Identify and reproduce every line holding the string "ylabel".
---- Data rows
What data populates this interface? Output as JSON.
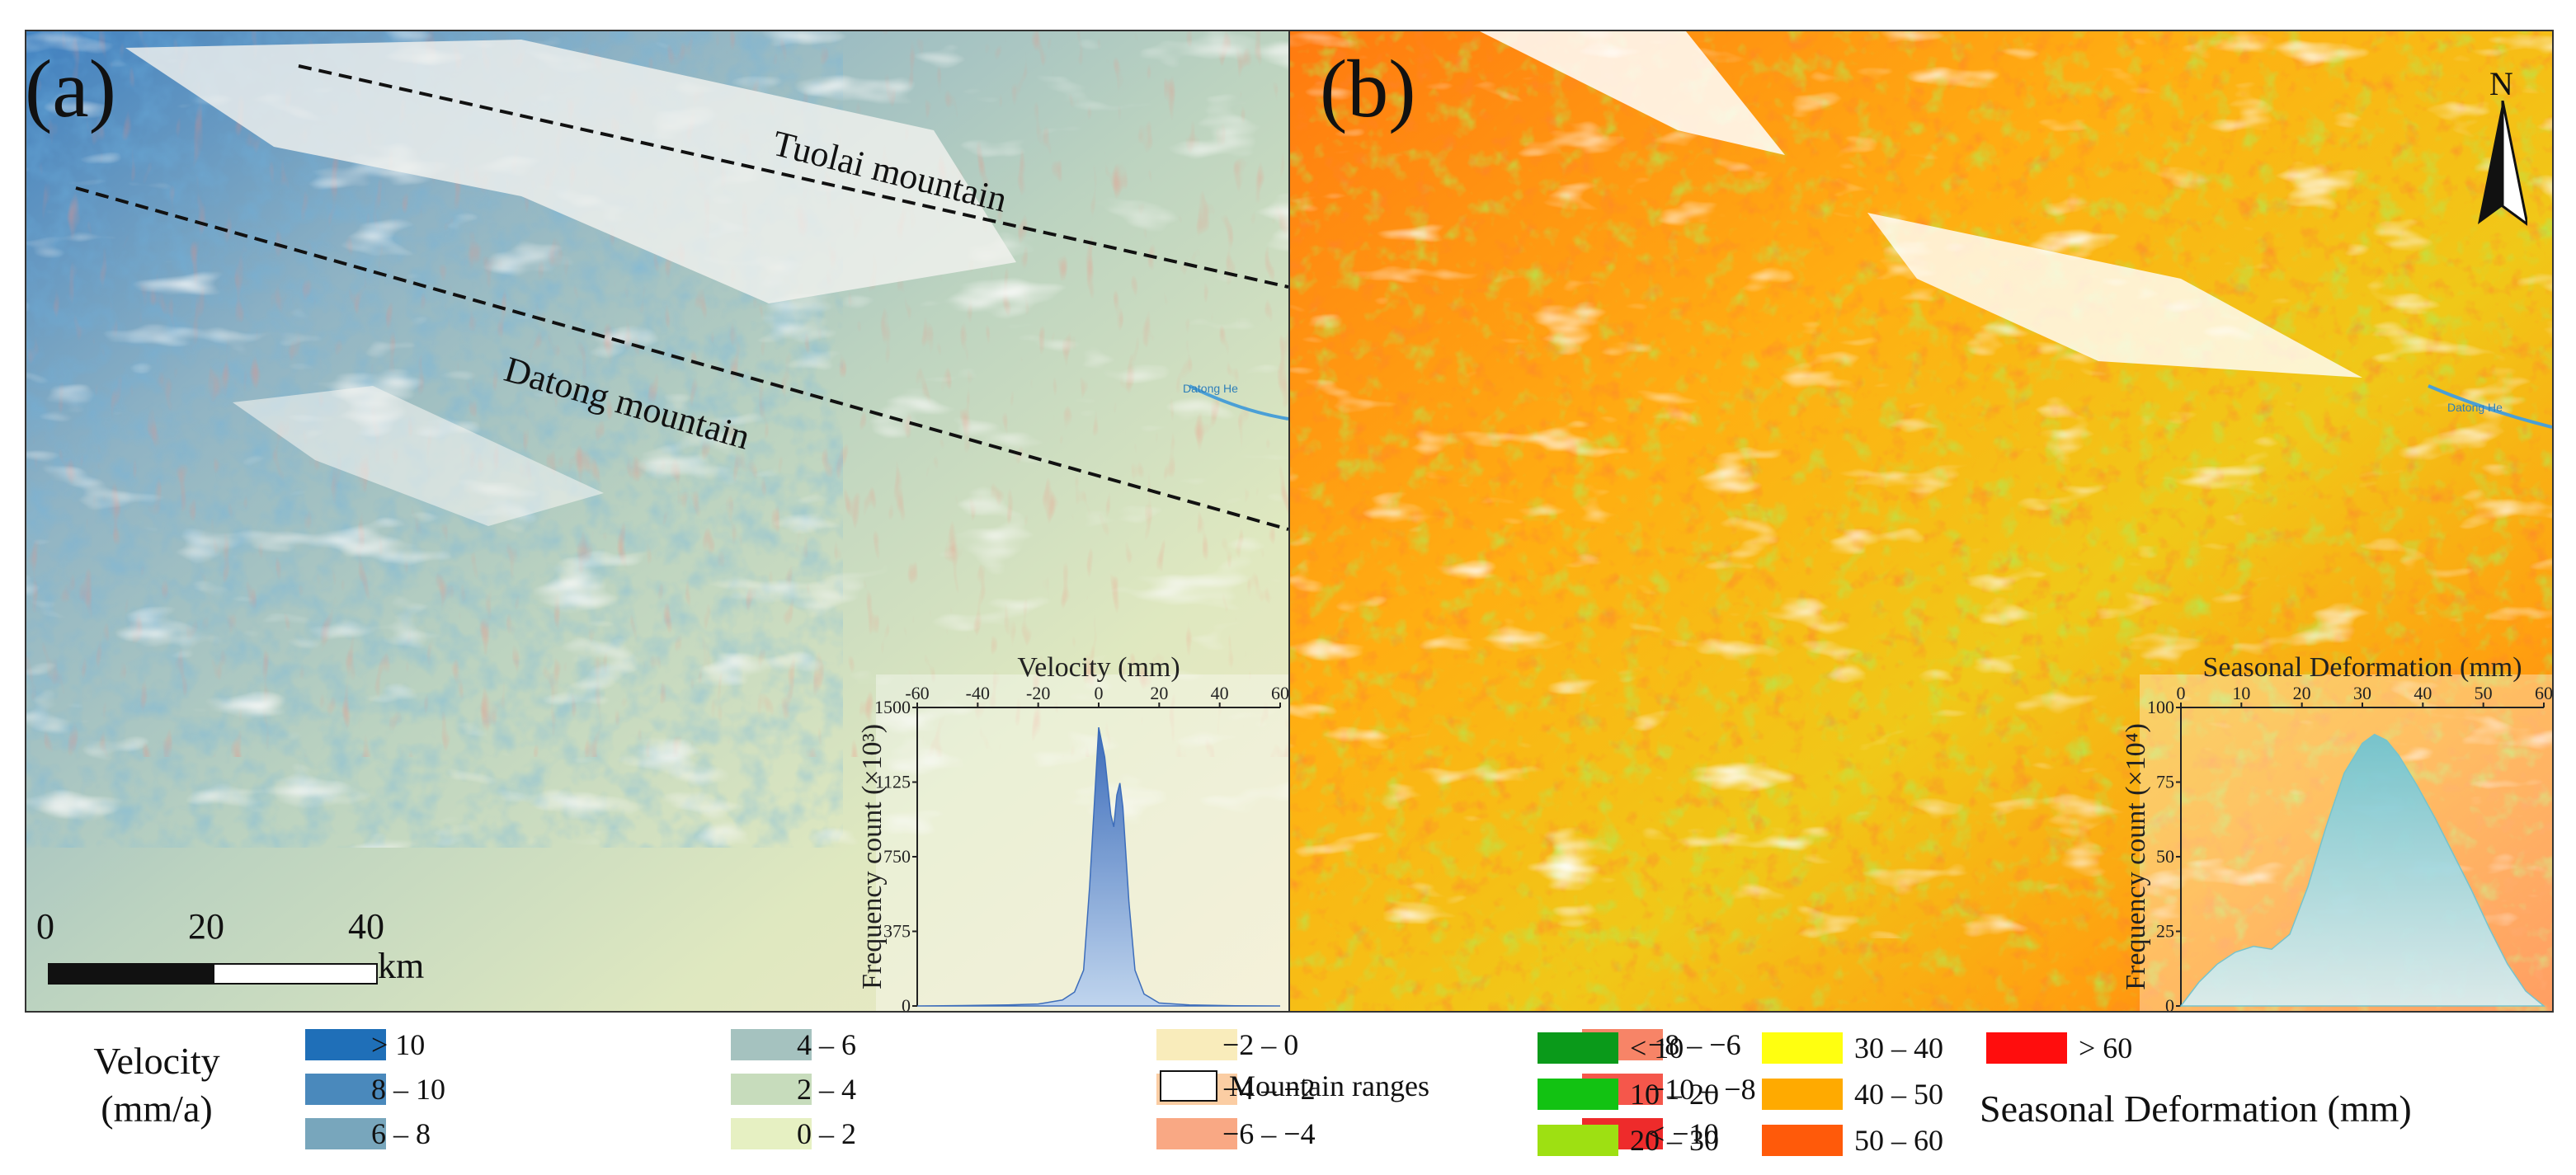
{
  "panel_a": {
    "label": "(a)",
    "mountains": [
      {
        "name": "Tuolai mountain"
      },
      {
        "name": "Datong mountain"
      }
    ],
    "river_labels": [
      "Datong He"
    ],
    "scale_bar": {
      "ticks": [
        "0",
        "20",
        "40"
      ],
      "unit": "km"
    },
    "inset": {
      "title": "Velocity (mm)",
      "y_label": "Frequency count (×10³)",
      "x_ticks": [
        "-60",
        "-40",
        "-20",
        "0",
        "20",
        "40",
        "60"
      ],
      "y_ticks": [
        "1500",
        "1125",
        "750",
        "375",
        "0"
      ]
    }
  },
  "panel_b": {
    "label": "(b)",
    "north_label": "N",
    "river_labels": [
      "Datong He"
    ],
    "inset": {
      "title": "Seasonal Deformation (mm)",
      "y_label": "Frequency count (×10⁴)",
      "x_ticks": [
        "0",
        "10",
        "20",
        "30",
        "40",
        "50",
        "60"
      ],
      "y_ticks": [
        "100",
        "75",
        "50",
        "25",
        "0"
      ]
    }
  },
  "chart_data": [
    {
      "type": "area",
      "title": "Velocity (mm)",
      "xlabel": "Velocity (mm)",
      "ylabel": "Frequency count (×10³)",
      "xlim": [
        -60,
        60
      ],
      "ylim": [
        0,
        1500
      ],
      "series": [
        {
          "x": [
            -60,
            -45,
            -30,
            -20,
            -12,
            -8,
            -5,
            -3,
            0,
            2,
            4,
            5,
            6,
            7,
            8,
            10,
            12,
            15,
            20,
            30,
            45,
            60
          ],
          "values": [
            0,
            2,
            5,
            10,
            30,
            70,
            180,
            600,
            1400,
            1250,
            960,
            900,
            1060,
            1120,
            1000,
            520,
            180,
            60,
            15,
            5,
            1,
            0
          ]
        }
      ]
    },
    {
      "type": "area",
      "title": "Seasonal Deformation (mm)",
      "xlabel": "Seasonal Deformation (mm)",
      "ylabel": "Frequency count (×10⁴)",
      "xlim": [
        0,
        60
      ],
      "ylim": [
        0,
        100
      ],
      "series": [
        {
          "x": [
            0,
            3,
            6,
            9,
            12,
            15,
            18,
            21,
            24,
            27,
            30,
            32,
            34,
            36,
            39,
            42,
            45,
            48,
            51,
            54,
            57,
            60
          ],
          "values": [
            0,
            8,
            14,
            18,
            20,
            19,
            24,
            40,
            60,
            78,
            88,
            91,
            89,
            84,
            74,
            63,
            51,
            39,
            26,
            14,
            5,
            0
          ]
        }
      ]
    }
  ],
  "legend_velocity": {
    "title_line1": "Velocity",
    "title_line2": "(mm/a)",
    "items": [
      {
        "label": "> 10",
        "color": "#1f6fb8"
      },
      {
        "label": "8 – 10",
        "color": "#4a89bc"
      },
      {
        "label": "6 – 8",
        "color": "#78a6bc"
      },
      {
        "label": "4 – 6",
        "color": "#a5c2bf"
      },
      {
        "label": "2 – 4",
        "color": "#c7dcbc"
      },
      {
        "label": "0 – 2",
        "color": "#e6f0c2"
      },
      {
        "label": "−2 – 0",
        "color": "#f9ecbb"
      },
      {
        "label": "−4 – −2",
        "color": "#fbcda3"
      },
      {
        "label": "−6 – −4",
        "color": "#f9a884"
      },
      {
        "label": "−8 – −6",
        "color": "#f78467"
      },
      {
        "label": "−10 – −8",
        "color": "#f5574b"
      },
      {
        "label": "< −10",
        "color": "#ee2b2b"
      }
    ],
    "mountain_label": "Mountain ranges"
  },
  "legend_seasonal": {
    "title": "Seasonal Deformation (mm)",
    "items": [
      {
        "label": "< 10",
        "color": "#0a9a1a"
      },
      {
        "label": "10 – 20",
        "color": "#12c212"
      },
      {
        "label": "20 – 30",
        "color": "#9ee012"
      },
      {
        "label": "30 – 40",
        "color": "#ffff10"
      },
      {
        "label": "40 – 50",
        "color": "#ffaa00"
      },
      {
        "label": "50 – 60",
        "color": "#ff5a0a"
      },
      {
        "label": "> 60",
        "color": "#ff0d0d"
      }
    ]
  }
}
--------
▸ Task solution
      "ylabel": "Frequency count (×10³)",
      "ylabel": "Frequency count (×10⁴)",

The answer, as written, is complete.